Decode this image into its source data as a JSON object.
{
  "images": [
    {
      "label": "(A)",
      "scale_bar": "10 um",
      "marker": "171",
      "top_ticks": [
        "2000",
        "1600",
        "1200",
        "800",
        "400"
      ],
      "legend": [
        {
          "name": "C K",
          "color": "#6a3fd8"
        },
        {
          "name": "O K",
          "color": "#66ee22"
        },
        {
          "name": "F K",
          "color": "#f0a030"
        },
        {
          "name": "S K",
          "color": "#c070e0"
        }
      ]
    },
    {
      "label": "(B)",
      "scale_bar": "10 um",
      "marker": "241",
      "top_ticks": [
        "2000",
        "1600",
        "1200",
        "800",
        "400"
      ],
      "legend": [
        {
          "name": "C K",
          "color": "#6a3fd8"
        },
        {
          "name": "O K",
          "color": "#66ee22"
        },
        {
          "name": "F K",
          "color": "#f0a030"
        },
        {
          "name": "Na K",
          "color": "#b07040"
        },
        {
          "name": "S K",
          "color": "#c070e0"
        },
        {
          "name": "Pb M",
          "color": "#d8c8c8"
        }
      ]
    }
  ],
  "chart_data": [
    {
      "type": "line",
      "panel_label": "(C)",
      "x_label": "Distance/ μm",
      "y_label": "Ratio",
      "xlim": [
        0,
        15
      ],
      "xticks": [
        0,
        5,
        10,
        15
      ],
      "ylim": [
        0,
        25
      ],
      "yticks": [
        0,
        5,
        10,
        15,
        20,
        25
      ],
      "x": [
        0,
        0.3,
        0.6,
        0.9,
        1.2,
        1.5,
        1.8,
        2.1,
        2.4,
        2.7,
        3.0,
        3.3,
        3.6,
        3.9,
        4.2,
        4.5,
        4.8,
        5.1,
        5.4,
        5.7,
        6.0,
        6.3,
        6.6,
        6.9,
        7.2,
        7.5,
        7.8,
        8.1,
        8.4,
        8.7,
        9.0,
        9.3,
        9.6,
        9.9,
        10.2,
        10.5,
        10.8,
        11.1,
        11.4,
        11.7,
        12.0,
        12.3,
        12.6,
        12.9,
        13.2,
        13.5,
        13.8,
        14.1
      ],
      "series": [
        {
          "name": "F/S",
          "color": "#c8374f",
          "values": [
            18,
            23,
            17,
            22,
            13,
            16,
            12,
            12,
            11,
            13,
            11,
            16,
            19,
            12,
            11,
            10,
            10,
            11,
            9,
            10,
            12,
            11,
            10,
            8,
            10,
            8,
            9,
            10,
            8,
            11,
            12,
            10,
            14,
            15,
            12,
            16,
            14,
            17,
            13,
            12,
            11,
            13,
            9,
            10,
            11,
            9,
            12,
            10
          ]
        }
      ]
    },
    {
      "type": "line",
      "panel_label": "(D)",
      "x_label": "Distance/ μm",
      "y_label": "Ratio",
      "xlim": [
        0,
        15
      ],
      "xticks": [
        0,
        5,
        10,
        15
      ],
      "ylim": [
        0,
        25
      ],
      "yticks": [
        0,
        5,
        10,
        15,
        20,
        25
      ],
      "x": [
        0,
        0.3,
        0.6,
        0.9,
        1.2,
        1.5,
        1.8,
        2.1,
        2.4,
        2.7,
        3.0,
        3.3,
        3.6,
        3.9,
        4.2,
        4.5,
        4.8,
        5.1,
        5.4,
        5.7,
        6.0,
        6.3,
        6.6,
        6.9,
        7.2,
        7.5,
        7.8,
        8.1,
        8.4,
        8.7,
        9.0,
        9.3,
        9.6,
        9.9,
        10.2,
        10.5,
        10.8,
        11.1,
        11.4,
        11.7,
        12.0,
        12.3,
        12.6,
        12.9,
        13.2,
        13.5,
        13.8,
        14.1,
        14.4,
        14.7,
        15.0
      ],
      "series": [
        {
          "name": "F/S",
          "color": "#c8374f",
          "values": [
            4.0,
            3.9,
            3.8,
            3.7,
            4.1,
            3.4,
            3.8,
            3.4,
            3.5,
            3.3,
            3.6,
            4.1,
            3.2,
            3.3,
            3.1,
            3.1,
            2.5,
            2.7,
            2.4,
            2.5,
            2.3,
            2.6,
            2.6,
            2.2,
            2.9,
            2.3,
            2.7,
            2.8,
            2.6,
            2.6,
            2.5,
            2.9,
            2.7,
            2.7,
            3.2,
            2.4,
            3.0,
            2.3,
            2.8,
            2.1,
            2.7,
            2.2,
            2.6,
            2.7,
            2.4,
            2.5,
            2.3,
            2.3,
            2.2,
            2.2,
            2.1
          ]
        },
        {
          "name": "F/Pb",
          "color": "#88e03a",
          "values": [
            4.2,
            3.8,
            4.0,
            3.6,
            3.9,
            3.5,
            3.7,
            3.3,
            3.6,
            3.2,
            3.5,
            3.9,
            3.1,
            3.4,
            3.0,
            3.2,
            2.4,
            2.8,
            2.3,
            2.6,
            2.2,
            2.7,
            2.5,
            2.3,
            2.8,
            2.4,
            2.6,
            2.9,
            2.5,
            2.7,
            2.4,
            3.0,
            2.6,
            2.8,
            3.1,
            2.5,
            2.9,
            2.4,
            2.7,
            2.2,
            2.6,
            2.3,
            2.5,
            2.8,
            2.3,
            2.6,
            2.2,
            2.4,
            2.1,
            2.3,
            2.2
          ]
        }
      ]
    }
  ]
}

-------

Requirement> Please quote every record above exactly as it appears.

Written response>
Decode this image into its source data as a JSON object.
{
  "images": [
    {
      "label": "(A)",
      "scale_bar": "10 um",
      "marker": "171",
      "top_ticks": [
        "2000",
        "1600",
        "1200",
        "800",
        "400"
      ],
      "legend": [
        {
          "name": "C K",
          "color": "#6a3fd8"
        },
        {
          "name": "O K",
          "color": "#66ee22"
        },
        {
          "name": "F K",
          "color": "#f0a030"
        },
        {
          "name": "S K",
          "color": "#c070e0"
        }
      ]
    },
    {
      "label": "(B)",
      "scale_bar": "10 um",
      "marker": "241",
      "top_ticks": [
        "2000",
        "1600",
        "1200",
        "800",
        "400"
      ],
      "legend": [
        {
          "name": "C K",
          "color": "#6a3fd8"
        },
        {
          "name": "O K",
          "color": "#66ee22"
        },
        {
          "name": "F K",
          "color": "#f0a030"
        },
        {
          "name": "Na K",
          "color": "#b07040"
        },
        {
          "name": "S K",
          "color": "#c070e0"
        },
        {
          "name": "Pb M",
          "color": "#d8c8c8"
        }
      ]
    }
  ],
  "chart_data": [
    {
      "type": "line",
      "panel_label": "(C)",
      "x_label": "Distance/ μm",
      "y_label": "Ratio",
      "xlim": [
        0,
        15
      ],
      "xticks": [
        0,
        5,
        10,
        15
      ],
      "ylim": [
        0,
        25
      ],
      "yticks": [
        0,
        5,
        10,
        15,
        20,
        25
      ],
      "x": [
        0,
        0.3,
        0.6,
        0.9,
        1.2,
        1.5,
        1.8,
        2.1,
        2.4,
        2.7,
        3.0,
        3.3,
        3.6,
        3.9,
        4.2,
        4.5,
        4.8,
        5.1,
        5.4,
        5.7,
        6.0,
        6.3,
        6.6,
        6.9,
        7.2,
        7.5,
        7.8,
        8.1,
        8.4,
        8.7,
        9.0,
        9.3,
        9.6,
        9.9,
        10.2,
        10.5,
        10.8,
        11.1,
        11.4,
        11.7,
        12.0,
        12.3,
        12.6,
        12.9,
        13.2,
        13.5,
        13.8,
        14.1
      ],
      "series": [
        {
          "name": "F/S",
          "color": "#c8374f",
          "values": [
            18,
            23,
            17,
            22,
            13,
            16,
            12,
            12,
            11,
            13,
            11,
            16,
            19,
            12,
            11,
            10,
            10,
            11,
            9,
            10,
            12,
            11,
            10,
            8,
            10,
            8,
            9,
            10,
            8,
            11,
            12,
            10,
            14,
            15,
            12,
            16,
            14,
            17,
            13,
            12,
            11,
            13,
            9,
            10,
            11,
            9,
            12,
            10
          ]
        }
      ]
    },
    {
      "type": "line",
      "panel_label": "(D)",
      "x_label": "Distance/ μm",
      "y_label": "Ratio",
      "xlim": [
        0,
        15
      ],
      "xticks": [
        0,
        5,
        10,
        15
      ],
      "ylim": [
        0,
        25
      ],
      "yticks": [
        0,
        5,
        10,
        15,
        20,
        25
      ],
      "x": [
        0,
        0.3,
        0.6,
        0.9,
        1.2,
        1.5,
        1.8,
        2.1,
        2.4,
        2.7,
        3.0,
        3.3,
        3.6,
        3.9,
        4.2,
        4.5,
        4.8,
        5.1,
        5.4,
        5.7,
        6.0,
        6.3,
        6.6,
        6.9,
        7.2,
        7.5,
        7.8,
        8.1,
        8.4,
        8.7,
        9.0,
        9.3,
        9.6,
        9.9,
        10.2,
        10.5,
        10.8,
        11.1,
        11.4,
        11.7,
        12.0,
        12.3,
        12.6,
        12.9,
        13.2,
        13.5,
        13.8,
        14.1,
        14.4,
        14.7,
        15.0
      ],
      "series": [
        {
          "name": "F/S",
          "color": "#c8374f",
          "values": [
            4.0,
            3.9,
            3.8,
            3.7,
            4.1,
            3.4,
            3.8,
            3.4,
            3.5,
            3.3,
            3.6,
            4.1,
            3.2,
            3.3,
            3.1,
            3.1,
            2.5,
            2.7,
            2.4,
            2.5,
            2.3,
            2.6,
            2.6,
            2.2,
            2.9,
            2.3,
            2.7,
            2.8,
            2.6,
            2.6,
            2.5,
            2.9,
            2.7,
            2.7,
            3.2,
            2.4,
            3.0,
            2.3,
            2.8,
            2.1,
            2.7,
            2.2,
            2.6,
            2.7,
            2.4,
            2.5,
            2.3,
            2.3,
            2.2,
            2.2,
            2.1
          ]
        },
        {
          "name": "F/Pb",
          "color": "#88e03a",
          "values": [
            4.2,
            3.8,
            4.0,
            3.6,
            3.9,
            3.5,
            3.7,
            3.3,
            3.6,
            3.2,
            3.5,
            3.9,
            3.1,
            3.4,
            3.0,
            3.2,
            2.4,
            2.8,
            2.3,
            2.6,
            2.2,
            2.7,
            2.5,
            2.3,
            2.8,
            2.4,
            2.6,
            2.9,
            2.5,
            2.7,
            2.4,
            3.0,
            2.6,
            2.8,
            3.1,
            2.5,
            2.9,
            2.4,
            2.7,
            2.2,
            2.6,
            2.3,
            2.5,
            2.8,
            2.3,
            2.6,
            2.2,
            2.4,
            2.1,
            2.3,
            2.2
          ]
        }
      ]
    }
  ]
}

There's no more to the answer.